> SHORT EXERCISE: Extract all lines containing "Alexandria".

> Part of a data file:
■ ■ ■
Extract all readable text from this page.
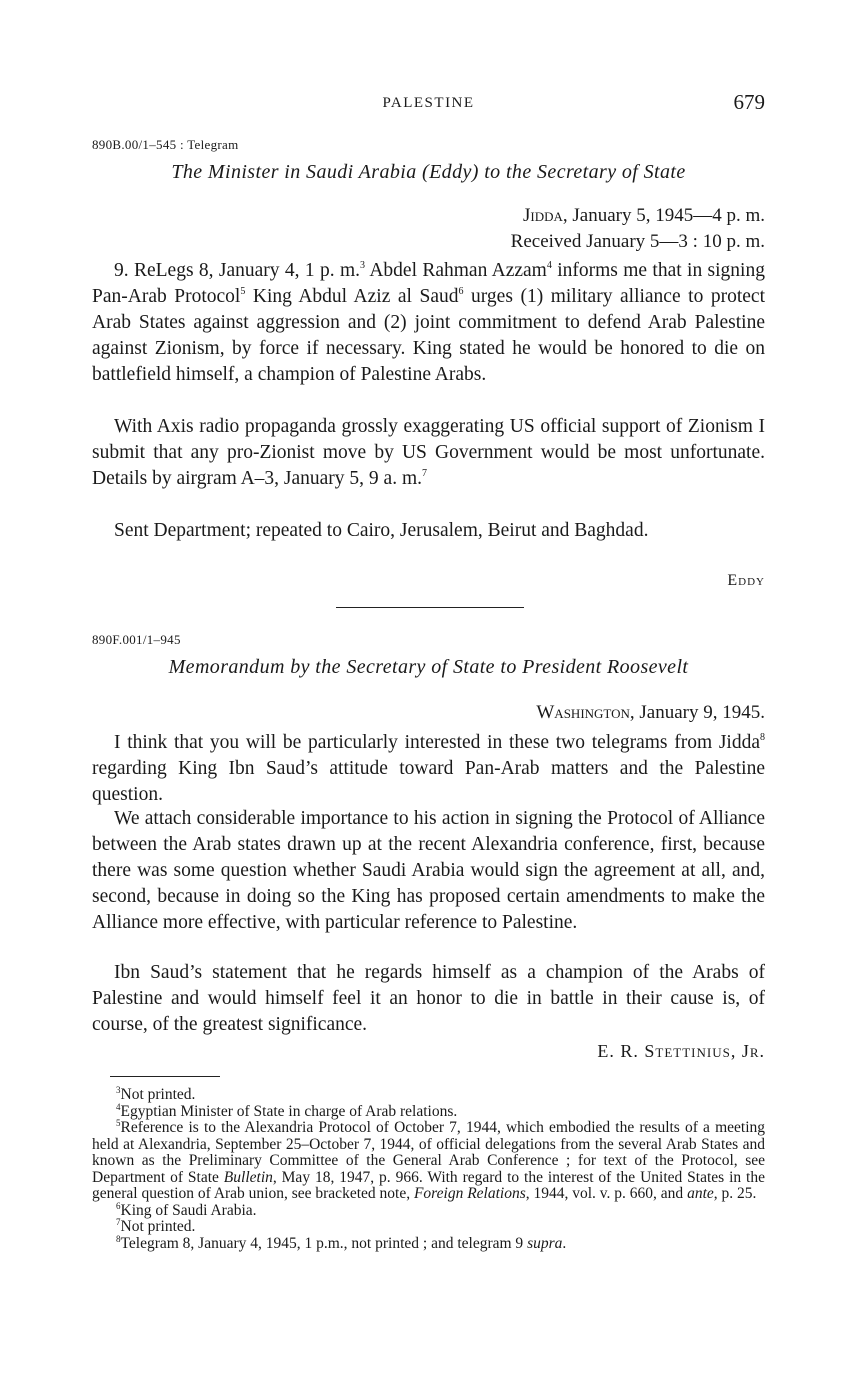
PALESTINE	679
890B.00/1–545 : Telegram
The Minister in Saudi Arabia (Eddy) to the Secretary of State
Jidda, January 5, 1945—4 p. m.
Received January 5—3 : 10 p. m.
9. ReLegs 8, January 4, 1 p. m.$^3$ Abdel Rahman Azzam$^4$ informs me that in signing Pan-Arab Protocol$^5$ King Abdul Aziz al Saud$^6$ urges (1) military alliance to protect Arab States against aggression and (2) joint commitment to defend Arab Palestine against Zionism, by force if necessary. King stated he would be honored to die on battlefield himself, a champion of Palestine Arabs.
With Axis radio propaganda grossly exaggerating US official support of Zionism I submit that any pro-Zionist move by US Government would be most unfortunate. Details by airgram A–3, January 5, 9 a. m.$^7$
Sent Department; repeated to Cairo, Jerusalem, Beirut and Baghdad.
Eddy
890F.001/1–945
Memorandum by the Secretary of State to President Roosevelt
Washington, January 9, 1945.
I think that you will be particularly interested in these two telegrams from Jidda$^8$ regarding King Ibn Saud’s attitude toward Pan-Arab matters and the Palestine question.
We attach considerable importance to his action in signing the Protocol of Alliance between the Arab states drawn up at the recent Alexandria conference, first, because there was some question whether Saudi Arabia would sign the agreement at all, and, second, because in doing so the King has proposed certain amendments to make the Alliance more effective, with particular reference to Palestine.
Ibn Saud’s statement that he regards himself as a champion of the Arabs of Palestine and would himself feel it an honor to die in battle in their cause is, of course, of the greatest significance.
E. R. Stettinius, Jr.
$^3$Not printed.
$^4$Egyptian Minister of State in charge of Arab relations.
$^5$Reference is to the Alexandria Protocol of October 7, 1944, which embodied the results of a meeting held at Alexandria, September 25–October 7, 1944, of official delegations from the several Arab States and known as the Preliminary Committee of the General Arab Conference ; for text of the Protocol, see Department of State Bulletin, May 18, 1947, p. 966. With regard to the interest of the United States in the general question of Arab union, see bracketed note, Foreign Relations, 1944, vol. v. p. 660, and ante, p. 25.
$^6$King of Saudi Arabia.
$^7$Not printed.
$^8$Telegram 8, January 4, 1945, 1 p.m., not printed ; and telegram 9 supra.
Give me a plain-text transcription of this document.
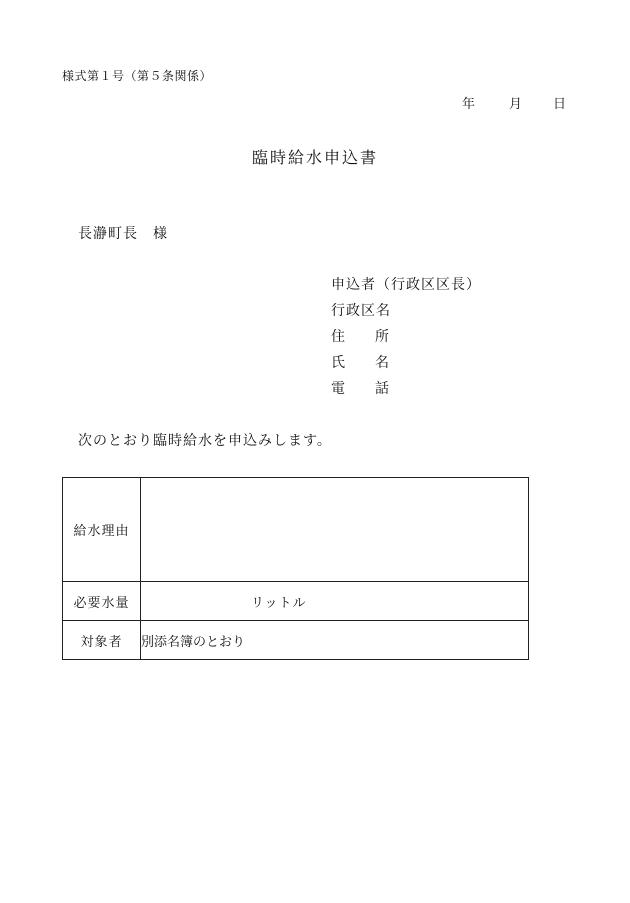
様式第１号（第５条関係）
年	月 日
臨時給水申込書
長瀞町長　様
申込者（行政区区長）
行政区名
住 所
氏 名
電 話
次のとおり臨時給水を申込みします。
給水理由	
必要水量	リットル
対象者	別添名簿のとおり
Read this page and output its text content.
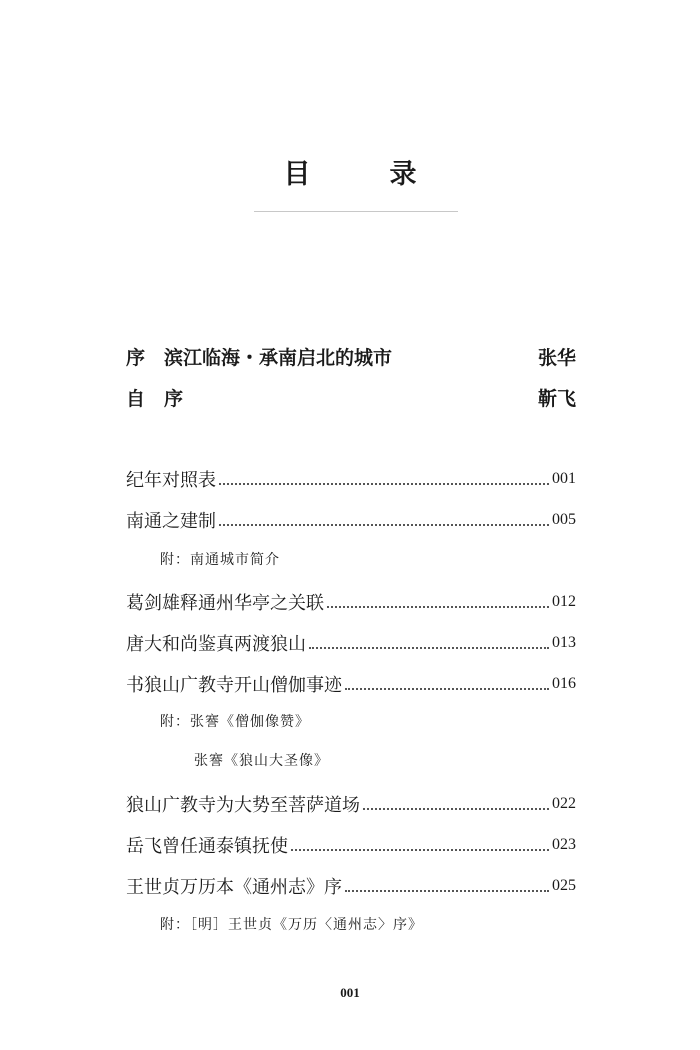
目　录
序 滨江临海・承南启北的城市	张华
自 序	靳飞
纪年对照表	001
南通之建制	005
附：南通城市简介
葛剑雄释通州华亭之关联	012
唐大和尚鉴真两渡狼山	013
书狼山广教寺开山僧伽事迹	016
附：张謇《僧伽像赞》
张謇《狼山大圣像》
狼山广教寺为大势至菩萨道场	022
岳飞曾任通泰镇抚使	023
王世贞万历本《通州志》序	025
附：［明］王世贞《万历〈通州志〉序》
001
■ ■ ■
> SOLUTION TO THIS PROBLEM:
We attach considerable importance to his action in signing the Protocol of Alliance between the Arab states drawn up at the recent Alexandria conference, first, because there was some question whether Saudi Arabia would sign the agreement at all, and, second, because in doing so the King has proposed certain amendments to make the Alliance more effective, with particular reference to Palestine.
$^5$Reference is to the Alexandria Protocol of October 7, 1944, which embodied the results of a meeting held at Alexandria, September 25–October 7, 1944, of official delegations from the several Arab States and known as the Preliminary Committee of the General Arab Conference ; for text of the Protocol, see Department of State Bulletin, May 18, 1947, p. 966. With regard to the interest of the United States in the general question of Arab union, see bracketed note, Foreign Relations, 1944, vol. v. p. 660, and ante, p. 25.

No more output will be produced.